** start Records to process **

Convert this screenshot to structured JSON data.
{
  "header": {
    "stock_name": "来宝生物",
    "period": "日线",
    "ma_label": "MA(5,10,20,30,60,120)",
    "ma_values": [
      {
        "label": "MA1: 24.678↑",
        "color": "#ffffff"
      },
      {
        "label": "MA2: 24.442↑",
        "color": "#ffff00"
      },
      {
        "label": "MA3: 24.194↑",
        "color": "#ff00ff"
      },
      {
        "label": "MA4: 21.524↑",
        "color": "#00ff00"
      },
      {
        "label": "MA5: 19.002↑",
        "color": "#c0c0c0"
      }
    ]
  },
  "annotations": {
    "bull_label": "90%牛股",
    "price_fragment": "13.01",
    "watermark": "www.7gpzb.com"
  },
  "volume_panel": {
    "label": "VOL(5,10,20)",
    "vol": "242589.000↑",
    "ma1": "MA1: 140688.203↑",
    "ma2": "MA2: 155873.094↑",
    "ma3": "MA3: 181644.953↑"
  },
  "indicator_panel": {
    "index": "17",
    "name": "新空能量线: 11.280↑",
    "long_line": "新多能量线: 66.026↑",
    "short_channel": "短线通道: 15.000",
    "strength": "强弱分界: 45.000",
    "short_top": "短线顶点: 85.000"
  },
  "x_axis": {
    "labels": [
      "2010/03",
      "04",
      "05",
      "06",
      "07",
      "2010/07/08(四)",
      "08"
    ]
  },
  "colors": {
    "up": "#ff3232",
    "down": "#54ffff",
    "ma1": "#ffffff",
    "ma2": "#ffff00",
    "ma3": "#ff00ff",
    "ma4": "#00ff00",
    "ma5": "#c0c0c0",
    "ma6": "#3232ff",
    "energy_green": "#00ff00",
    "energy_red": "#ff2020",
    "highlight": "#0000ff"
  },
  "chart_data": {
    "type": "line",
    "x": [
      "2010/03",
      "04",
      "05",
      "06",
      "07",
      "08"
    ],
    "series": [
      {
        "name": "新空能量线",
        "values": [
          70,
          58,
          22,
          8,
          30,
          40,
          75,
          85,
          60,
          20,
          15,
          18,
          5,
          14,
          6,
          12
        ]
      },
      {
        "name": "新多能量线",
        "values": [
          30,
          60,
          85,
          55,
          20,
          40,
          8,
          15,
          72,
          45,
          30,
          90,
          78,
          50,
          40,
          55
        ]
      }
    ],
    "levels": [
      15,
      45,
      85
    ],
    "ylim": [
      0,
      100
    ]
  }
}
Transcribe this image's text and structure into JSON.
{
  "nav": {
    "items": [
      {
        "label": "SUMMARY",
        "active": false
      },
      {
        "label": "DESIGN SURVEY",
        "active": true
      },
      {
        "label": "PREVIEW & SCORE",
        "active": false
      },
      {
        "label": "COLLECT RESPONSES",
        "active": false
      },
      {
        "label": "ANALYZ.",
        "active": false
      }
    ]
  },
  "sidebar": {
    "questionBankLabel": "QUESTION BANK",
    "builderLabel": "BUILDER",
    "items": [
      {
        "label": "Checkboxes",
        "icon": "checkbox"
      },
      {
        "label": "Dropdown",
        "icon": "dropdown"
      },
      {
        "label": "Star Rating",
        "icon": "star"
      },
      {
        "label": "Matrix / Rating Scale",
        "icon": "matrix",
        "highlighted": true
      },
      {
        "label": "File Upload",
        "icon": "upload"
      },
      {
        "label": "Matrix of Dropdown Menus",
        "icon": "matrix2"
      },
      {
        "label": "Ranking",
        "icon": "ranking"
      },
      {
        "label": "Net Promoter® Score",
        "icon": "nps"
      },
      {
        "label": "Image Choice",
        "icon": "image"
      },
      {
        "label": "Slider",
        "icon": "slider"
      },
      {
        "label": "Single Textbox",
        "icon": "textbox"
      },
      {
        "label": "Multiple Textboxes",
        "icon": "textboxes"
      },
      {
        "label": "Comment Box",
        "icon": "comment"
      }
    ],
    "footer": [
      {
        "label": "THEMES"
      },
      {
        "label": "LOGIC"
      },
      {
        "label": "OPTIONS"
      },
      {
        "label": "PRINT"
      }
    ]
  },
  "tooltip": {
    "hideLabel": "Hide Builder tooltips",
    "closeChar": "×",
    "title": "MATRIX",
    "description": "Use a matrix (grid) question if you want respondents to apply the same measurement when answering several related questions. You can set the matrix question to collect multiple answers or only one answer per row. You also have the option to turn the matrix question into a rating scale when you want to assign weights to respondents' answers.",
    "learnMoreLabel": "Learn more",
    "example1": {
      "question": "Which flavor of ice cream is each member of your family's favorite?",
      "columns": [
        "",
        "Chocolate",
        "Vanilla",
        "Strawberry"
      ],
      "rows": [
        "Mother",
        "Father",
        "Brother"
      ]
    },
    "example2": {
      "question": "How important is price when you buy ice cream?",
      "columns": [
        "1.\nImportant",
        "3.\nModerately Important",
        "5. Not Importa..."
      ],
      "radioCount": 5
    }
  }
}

** end Records to process **

Directions for this task –
Copy every record exactly as presented.

Output of the task –
Convert this screenshot to structured JSON data.
{
  "header": {
    "stock_name": "来宝生物",
    "period": "日线",
    "ma_label": "MA(5,10,20,30,60,120)",
    "ma_values": [
      {
        "label": "MA1: 24.678↑",
        "color": "#ffffff"
      },
      {
        "label": "MA2: 24.442↑",
        "color": "#ffff00"
      },
      {
        "label": "MA3: 24.194↑",
        "color": "#ff00ff"
      },
      {
        "label": "MA4: 21.524↑",
        "color": "#00ff00"
      },
      {
        "label": "MA5: 19.002↑",
        "color": "#c0c0c0"
      }
    ]
  },
  "annotations": {
    "bull_label": "90%牛股",
    "price_fragment": "13.01",
    "watermark": "www.7gpzb.com"
  },
  "volume_panel": {
    "label": "VOL(5,10,20)",
    "vol": "242589.000↑",
    "ma1": "MA1: 140688.203↑",
    "ma2": "MA2: 155873.094↑",
    "ma3": "MA3: 181644.953↑"
  },
  "indicator_panel": {
    "index": "17",
    "name": "新空能量线: 11.280↑",
    "long_line": "新多能量线: 66.026↑",
    "short_channel": "短线通道: 15.000",
    "strength": "强弱分界: 45.000",
    "short_top": "短线顶点: 85.000"
  },
  "x_axis": {
    "labels": [
      "2010/03",
      "04",
      "05",
      "06",
      "07",
      "2010/07/08(四)",
      "08"
    ]
  },
  "colors": {
    "up": "#ff3232",
    "down": "#54ffff",
    "ma1": "#ffffff",
    "ma2": "#ffff00",
    "ma3": "#ff00ff",
    "ma4": "#00ff00",
    "ma5": "#c0c0c0",
    "ma6": "#3232ff",
    "energy_green": "#00ff00",
    "energy_red": "#ff2020",
    "highlight": "#0000ff"
  },
  "chart_data": {
    "type": "line",
    "x": [
      "2010/03",
      "04",
      "05",
      "06",
      "07",
      "08"
    ],
    "series": [
      {
        "name": "新空能量线",
        "values": [
          70,
          58,
          22,
          8,
          30,
          40,
          75,
          85,
          60,
          20,
          15,
          18,
          5,
          14,
          6,
          12
        ]
      },
      {
        "name": "新多能量线",
        "values": [
          30,
          60,
          85,
          55,
          20,
          40,
          8,
          15,
          72,
          45,
          30,
          90,
          78,
          50,
          40,
          55
        ]
      }
    ],
    "levels": [
      15,
      45,
      85
    ],
    "ylim": [
      0,
      100
    ]
  }
}
Transcribe this image's text and structure into JSON.
{
  "nav": {
    "items": [
      {
        "label": "SUMMARY",
        "active": false
      },
      {
        "label": "DESIGN SURVEY",
        "active": true
      },
      {
        "label": "PREVIEW & SCORE",
        "active": false
      },
      {
        "label": "COLLECT RESPONSES",
        "active": false
      },
      {
        "label": "ANALYZ.",
        "active": false
      }
    ]
  },
  "sidebar": {
    "questionBankLabel": "QUESTION BANK",
    "builderLabel": "BUILDER",
    "items": [
      {
        "label": "Checkboxes",
        "icon": "checkbox"
      },
      {
        "label": "Dropdown",
        "icon": "dropdown"
      },
      {
        "label": "Star Rating",
        "icon": "star"
      },
      {
        "label": "Matrix / Rating Scale",
        "icon": "matrix",
        "highlighted": true
      },
      {
        "label": "File Upload",
        "icon": "upload"
      },
      {
        "label": "Matrix of Dropdown Menus",
        "icon": "matrix2"
      },
      {
        "label": "Ranking",
        "icon": "ranking"
      },
      {
        "label": "Net Promoter® Score",
        "icon": "nps"
      },
      {
        "label": "Image Choice",
        "icon": "image"
      },
      {
        "label": "Slider",
        "icon": "slider"
      },
      {
        "label": "Single Textbox",
        "icon": "textbox"
      },
      {
        "label": "Multiple Textboxes",
        "icon": "textboxes"
      },
      {
        "label": "Comment Box",
        "icon": "comment"
      }
    ],
    "footer": [
      {
        "label": "THEMES"
      },
      {
        "label": "LOGIC"
      },
      {
        "label": "OPTIONS"
      },
      {
        "label": "PRINT"
      }
    ]
  },
  "tooltip": {
    "hideLabel": "Hide Builder tooltips",
    "closeChar": "×",
    "title": "MATRIX",
    "description": "Use a matrix (grid) question if you want respondents to apply the same measurement when answering several related questions. You can set the matrix question to collect multiple answers or only one answer per row. You also have the option to turn the matrix question into a rating scale when you want to assign weights to respondents' answers.",
    "learnMoreLabel": "Learn more",
    "example1": {
      "question": "Which flavor of ice cream is each member of your family's favorite?",
      "columns": [
        "",
        "Chocolate",
        "Vanilla",
        "Strawberry"
      ],
      "rows": [
        "Mother",
        "Father",
        "Brother"
      ]
    },
    "example2": {
      "question": "How important is price when you buy ice cream?",
      "columns": [
        "1.\nImportant",
        "3.\nModerately Important",
        "5. Not Importa..."
      ],
      "radioCount": 5
    }
  }
}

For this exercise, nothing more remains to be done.